[Stored data]

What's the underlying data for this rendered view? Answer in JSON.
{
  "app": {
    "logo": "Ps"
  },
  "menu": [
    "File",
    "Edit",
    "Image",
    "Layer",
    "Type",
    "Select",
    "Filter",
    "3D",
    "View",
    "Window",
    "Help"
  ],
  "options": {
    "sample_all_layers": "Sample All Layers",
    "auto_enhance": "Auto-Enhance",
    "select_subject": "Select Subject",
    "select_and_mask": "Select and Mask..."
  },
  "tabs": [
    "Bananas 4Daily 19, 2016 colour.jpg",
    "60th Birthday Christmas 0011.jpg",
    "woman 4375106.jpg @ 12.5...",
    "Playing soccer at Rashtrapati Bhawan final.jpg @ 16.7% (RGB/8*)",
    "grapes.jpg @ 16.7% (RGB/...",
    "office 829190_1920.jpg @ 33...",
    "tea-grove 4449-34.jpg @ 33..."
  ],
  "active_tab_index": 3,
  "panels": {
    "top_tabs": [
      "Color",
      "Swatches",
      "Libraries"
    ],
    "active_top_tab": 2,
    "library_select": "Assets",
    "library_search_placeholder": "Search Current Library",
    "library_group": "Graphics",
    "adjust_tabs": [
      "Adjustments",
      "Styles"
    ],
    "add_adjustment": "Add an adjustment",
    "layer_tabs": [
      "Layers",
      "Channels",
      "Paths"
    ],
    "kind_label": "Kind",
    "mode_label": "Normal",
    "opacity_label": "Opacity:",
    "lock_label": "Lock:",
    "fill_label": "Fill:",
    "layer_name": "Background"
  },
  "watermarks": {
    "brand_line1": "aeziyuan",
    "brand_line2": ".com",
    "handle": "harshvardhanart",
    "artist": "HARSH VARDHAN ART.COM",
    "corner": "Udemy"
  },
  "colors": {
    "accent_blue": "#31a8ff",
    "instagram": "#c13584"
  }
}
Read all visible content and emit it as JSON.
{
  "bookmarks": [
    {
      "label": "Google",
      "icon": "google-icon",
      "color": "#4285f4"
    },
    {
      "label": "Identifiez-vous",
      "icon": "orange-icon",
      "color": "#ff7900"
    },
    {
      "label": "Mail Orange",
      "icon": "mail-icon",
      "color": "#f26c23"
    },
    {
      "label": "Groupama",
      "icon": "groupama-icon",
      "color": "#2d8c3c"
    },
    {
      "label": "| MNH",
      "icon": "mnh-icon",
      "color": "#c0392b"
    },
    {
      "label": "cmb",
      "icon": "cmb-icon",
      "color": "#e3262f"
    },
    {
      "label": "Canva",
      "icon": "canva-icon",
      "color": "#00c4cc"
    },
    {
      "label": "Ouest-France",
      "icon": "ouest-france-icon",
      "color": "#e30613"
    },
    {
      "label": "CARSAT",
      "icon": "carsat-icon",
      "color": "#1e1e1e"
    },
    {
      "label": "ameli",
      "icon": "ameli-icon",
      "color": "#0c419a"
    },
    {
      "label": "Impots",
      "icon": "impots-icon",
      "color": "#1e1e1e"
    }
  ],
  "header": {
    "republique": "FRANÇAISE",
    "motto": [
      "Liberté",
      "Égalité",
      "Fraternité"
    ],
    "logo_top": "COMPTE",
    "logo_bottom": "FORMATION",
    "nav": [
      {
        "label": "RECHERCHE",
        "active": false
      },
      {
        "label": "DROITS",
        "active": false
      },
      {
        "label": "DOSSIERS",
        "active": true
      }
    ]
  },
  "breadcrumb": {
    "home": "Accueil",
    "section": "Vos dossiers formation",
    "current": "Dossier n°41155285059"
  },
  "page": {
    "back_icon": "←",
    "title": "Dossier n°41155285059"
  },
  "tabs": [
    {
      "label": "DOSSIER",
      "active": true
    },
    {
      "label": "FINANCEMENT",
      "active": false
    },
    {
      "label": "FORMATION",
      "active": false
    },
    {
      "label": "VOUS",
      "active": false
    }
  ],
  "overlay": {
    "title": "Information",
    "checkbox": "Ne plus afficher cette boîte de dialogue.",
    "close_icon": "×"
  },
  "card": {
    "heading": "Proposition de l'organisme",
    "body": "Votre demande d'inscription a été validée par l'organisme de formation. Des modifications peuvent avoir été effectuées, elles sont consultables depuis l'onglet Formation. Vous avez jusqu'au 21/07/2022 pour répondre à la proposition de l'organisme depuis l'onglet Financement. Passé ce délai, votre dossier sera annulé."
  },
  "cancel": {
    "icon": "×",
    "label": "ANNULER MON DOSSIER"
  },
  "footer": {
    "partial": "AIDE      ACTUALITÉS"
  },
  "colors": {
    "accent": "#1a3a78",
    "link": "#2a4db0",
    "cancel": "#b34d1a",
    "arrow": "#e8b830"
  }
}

Description of the task:
Reproduce the listing above verbatim, from first line to last.

Reply to the exercise:
What's the underlying data for this rendered view? Answer in JSON.
{
  "app": {
    "logo": "Ps"
  },
  "menu": [
    "File",
    "Edit",
    "Image",
    "Layer",
    "Type",
    "Select",
    "Filter",
    "3D",
    "View",
    "Window",
    "Help"
  ],
  "options": {
    "sample_all_layers": "Sample All Layers",
    "auto_enhance": "Auto-Enhance",
    "select_subject": "Select Subject",
    "select_and_mask": "Select and Mask..."
  },
  "tabs": [
    "Bananas 4Daily 19, 2016 colour.jpg",
    "60th Birthday Christmas 0011.jpg",
    "woman 4375106.jpg @ 12.5...",
    "Playing soccer at Rashtrapati Bhawan final.jpg @ 16.7% (RGB/8*)",
    "grapes.jpg @ 16.7% (RGB/...",
    "office 829190_1920.jpg @ 33...",
    "tea-grove 4449-34.jpg @ 33..."
  ],
  "active_tab_index": 3,
  "panels": {
    "top_tabs": [
      "Color",
      "Swatches",
      "Libraries"
    ],
    "active_top_tab": 2,
    "library_select": "Assets",
    "library_search_placeholder": "Search Current Library",
    "library_group": "Graphics",
    "adjust_tabs": [
      "Adjustments",
      "Styles"
    ],
    "add_adjustment": "Add an adjustment",
    "layer_tabs": [
      "Layers",
      "Channels",
      "Paths"
    ],
    "kind_label": "Kind",
    "mode_label": "Normal",
    "opacity_label": "Opacity:",
    "lock_label": "Lock:",
    "fill_label": "Fill:",
    "layer_name": "Background"
  },
  "watermarks": {
    "brand_line1": "aeziyuan",
    "brand_line2": ".com",
    "handle": "harshvardhanart",
    "artist": "HARSH VARDHAN ART.COM",
    "corner": "Udemy"
  },
  "colors": {
    "accent_blue": "#31a8ff",
    "instagram": "#c13584"
  }
}
Read all visible content and emit it as JSON.
{
  "bookmarks": [
    {
      "label": "Google",
      "icon": "google-icon",
      "color": "#4285f4"
    },
    {
      "label": "Identifiez-vous",
      "icon": "orange-icon",
      "color": "#ff7900"
    },
    {
      "label": "Mail Orange",
      "icon": "mail-icon",
      "color": "#f26c23"
    },
    {
      "label": "Groupama",
      "icon": "groupama-icon",
      "color": "#2d8c3c"
    },
    {
      "label": "| MNH",
      "icon": "mnh-icon",
      "color": "#c0392b"
    },
    {
      "label": "cmb",
      "icon": "cmb-icon",
      "color": "#e3262f"
    },
    {
      "label": "Canva",
      "icon": "canva-icon",
      "color": "#00c4cc"
    },
    {
      "label": "Ouest-France",
      "icon": "ouest-france-icon",
      "color": "#e30613"
    },
    {
      "label": "CARSAT",
      "icon": "carsat-icon",
      "color": "#1e1e1e"
    },
    {
      "label": "ameli",
      "icon": "ameli-icon",
      "color": "#0c419a"
    },
    {
      "label": "Impots",
      "icon": "impots-icon",
      "color": "#1e1e1e"
    }
  ],
  "header": {
    "republique": "FRANÇAISE",
    "motto": [
      "Liberté",
      "Égalité",
      "Fraternité"
    ],
    "logo_top": "COMPTE",
    "logo_bottom": "FORMATION",
    "nav": [
      {
        "label": "RECHERCHE",
        "active": false
      },
      {
        "label": "DROITS",
        "active": false
      },
      {
        "label": "DOSSIERS",
        "active": true
      }
    ]
  },
  "breadcrumb": {
    "home": "Accueil",
    "section": "Vos dossiers formation",
    "current": "Dossier n°41155285059"
  },
  "page": {
    "back_icon": "←",
    "title": "Dossier n°41155285059"
  },
  "tabs": [
    {
      "label": "DOSSIER",
      "active": true
    },
    {
      "label": "FINANCEMENT",
      "active": false
    },
    {
      "label": "FORMATION",
      "active": false
    },
    {
      "label": "VOUS",
      "active": false
    }
  ],
  "overlay": {
    "title": "Information",
    "checkbox": "Ne plus afficher cette boîte de dialogue.",
    "close_icon": "×"
  },
  "card": {
    "heading": "Proposition de l'organisme",
    "body": "Votre demande d'inscription a été validée par l'organisme de formation. Des modifications peuvent avoir été effectuées, elles sont consultables depuis l'onglet Formation. Vous avez jusqu'au 21/07/2022 pour répondre à la proposition de l'organisme depuis l'onglet Financement. Passé ce délai, votre dossier sera annulé."
  },
  "cancel": {
    "icon": "×",
    "label": "ANNULER MON DOSSIER"
  },
  "footer": {
    "partial": "AIDE      ACTUALITÉS"
  },
  "colors": {
    "accent": "#1a3a78",
    "link": "#2a4db0",
    "cancel": "#b34d1a",
    "arrow": "#e8b830"
  }
}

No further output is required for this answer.